What is being asked:
In the records below, find each line with the word "level" and copy it.

# Start of Exercise input

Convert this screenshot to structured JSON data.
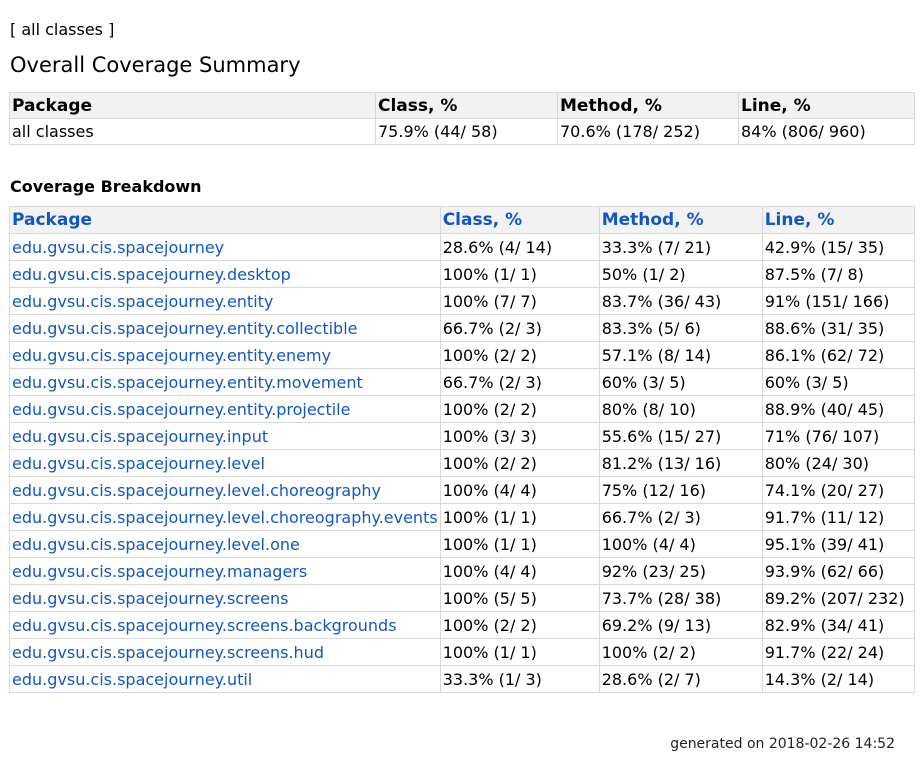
{
  "breadcrumb": {
    "open": "[ ",
    "link": "all classes",
    "close": " ]"
  },
  "overall": {
    "title": "Overall Coverage Summary",
    "headers": [
      "Package",
      "Class, %",
      "Method, %",
      "Line, %"
    ],
    "row": [
      "all classes",
      "75.9% (44/ 58)",
      "70.6% (178/ 252)",
      "84% (806/ 960)"
    ]
  },
  "breakdown": {
    "title": "Coverage Breakdown",
    "headers": [
      "Package",
      "Class, %",
      "Method, %",
      "Line, %"
    ],
    "rows": [
      [
        "edu.gvsu.cis.spacejourney",
        "28.6% (4/ 14)",
        "33.3% (7/ 21)",
        "42.9% (15/ 35)"
      ],
      [
        "edu.gvsu.cis.spacejourney.desktop",
        "100% (1/ 1)",
        "50% (1/ 2)",
        "87.5% (7/ 8)"
      ],
      [
        "edu.gvsu.cis.spacejourney.entity",
        "100% (7/ 7)",
        "83.7% (36/ 43)",
        "91% (151/ 166)"
      ],
      [
        "edu.gvsu.cis.spacejourney.entity.collectible",
        "66.7% (2/ 3)",
        "83.3% (5/ 6)",
        "88.6% (31/ 35)"
      ],
      [
        "edu.gvsu.cis.spacejourney.entity.enemy",
        "100% (2/ 2)",
        "57.1% (8/ 14)",
        "86.1% (62/ 72)"
      ],
      [
        "edu.gvsu.cis.spacejourney.entity.movement",
        "66.7% (2/ 3)",
        "60% (3/ 5)",
        "60% (3/ 5)"
      ],
      [
        "edu.gvsu.cis.spacejourney.entity.projectile",
        "100% (2/ 2)",
        "80% (8/ 10)",
        "88.9% (40/ 45)"
      ],
      [
        "edu.gvsu.cis.spacejourney.input",
        "100% (3/ 3)",
        "55.6% (15/ 27)",
        "71% (76/ 107)"
      ],
      [
        "edu.gvsu.cis.spacejourney.level",
        "100% (2/ 2)",
        "81.2% (13/ 16)",
        "80% (24/ 30)"
      ],
      [
        "edu.gvsu.cis.spacejourney.level.choreography",
        "100% (4/ 4)",
        "75% (12/ 16)",
        "74.1% (20/ 27)"
      ],
      [
        "edu.gvsu.cis.spacejourney.level.choreography.events",
        "100% (1/ 1)",
        "66.7% (2/ 3)",
        "91.7% (11/ 12)"
      ],
      [
        "edu.gvsu.cis.spacejourney.level.one",
        "100% (1/ 1)",
        "100% (4/ 4)",
        "95.1% (39/ 41)"
      ],
      [
        "edu.gvsu.cis.spacejourney.managers",
        "100% (4/ 4)",
        "92% (23/ 25)",
        "93.9% (62/ 66)"
      ],
      [
        "edu.gvsu.cis.spacejourney.screens",
        "100% (5/ 5)",
        "73.7% (28/ 38)",
        "89.2% (207/ 232)"
      ],
      [
        "edu.gvsu.cis.spacejourney.screens.backgrounds",
        "100% (2/ 2)",
        "69.2% (9/ 13)",
        "82.9% (34/ 41)"
      ],
      [
        "edu.gvsu.cis.spacejourney.screens.hud",
        "100% (1/ 1)",
        "100% (2/ 2)",
        "91.7% (22/ 24)"
      ],
      [
        "edu.gvsu.cis.spacejourney.util",
        "33.3% (1/ 3)",
        "28.6% (2/ 7)",
        "14.3% (2/ 14)"
      ]
    ]
  },
  "footer": {
    "generated": "generated on 2018-02-26 14:52"
  },
  "colors": {
    "link": "#1157c4",
    "border": "#d8d8d8"
  }
}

# End of Exercise input

Output below:
        "edu.gvsu.cis.spacejourney.level",
        "edu.gvsu.cis.spacejourney.level.choreography",
        "edu.gvsu.cis.spacejourney.level.choreography.events",
        "edu.gvsu.cis.spacejourney.level.one",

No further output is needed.